▽
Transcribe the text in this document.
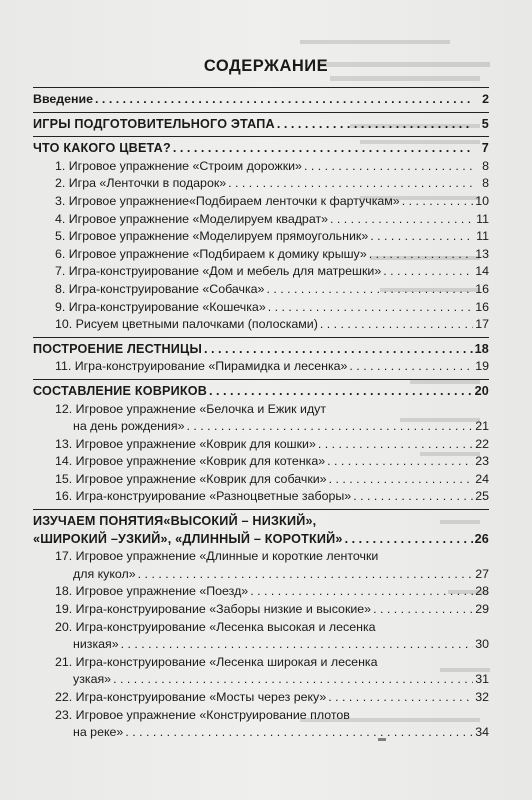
СОДЕРЖАНИЕ
Введение . . .	2
ИГРЫ ПОДГОТОВИТЕЛЬНОГО ЭТАПА . . .	5
ЧТО КАКОГО ЦВЕТА? . . .	7
1. Игровое упражнение «Строим дорожки» . . .	8
2. Игра «Ленточки в подарок» . . .	8
3. Игровое упражнение«Подбираем ленточки к фартучкам» . . .	10
4. Игровое упражнение «Моделируем квадрат» . . .	11
5. Игровое упражнение «Моделируем прямоугольник» . . .	11
6. Игровое упражнение «Подбираем к домику крышу» . . .	13
7. Игра-конструирование «Дом и мебель для матрешки» . . .	14
8. Игра-конструирование «Собачка» . . .	16
9. Игра-конструирование «Кошечка» . . .	16
10. Рисуем цветными палочками (полосками) . . .	17
ПОСТРОЕНИЕ ЛЕСТНИЦЫ . . .	18
11. Игра-конструирование «Пирамидка и лесенка» . . .	19
СОСТАВЛЕНИЕ КОВРИКОВ . . .	20
12. Игровое упражнение «Белочка и Ежик идут
на день рождения» . . .	21
13. Игровое упражнение «Коврик для кошки» . . .	22
14. Игровое упражнение «Коврик для котенка» . . .	23
15. Игровое упражнение «Коврик для собачки» . . .	24
16. Игра-конструирование «Разноцветные заборы» . . .	25
ИЗУЧАЕМ ПОНЯТИЯ«ВЫСОКИЙ – НИЗКИЙ»,
«ШИРОКИЙ –УЗКИЙ», «ДЛИННЫЙ – КОРОТКИЙ» . . .	26
17. Игровое упражнение «Длинные и короткие ленточки
для кукол» . . .	27
18. Игровое упражнение «Поезд» . . .	28
19. Игра-конструирование «Заборы низкие и высокие» . . .	29
20. Игра-конструирование «Лесенка высокая и лесенка
низкая» . . .	30
21. Игра-конструирование «Лесенка широкая и лесенка
узкая» . . .	31
22. Игра-конструирование «Мосты через реку» . . .	32
23. Игровое упражнение «Конструирование плотов
на реке» . . .	34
△
YOUR OBJECTIVE: Scan the listing above and identify each line holding the string "Моделируем"; copy every such line.

TASK ANSWER:
4. Игровое упражнение «Моделируем квадрат» . . .	11
5. Игровое упражнение «Моделируем прямоугольник» . . .	11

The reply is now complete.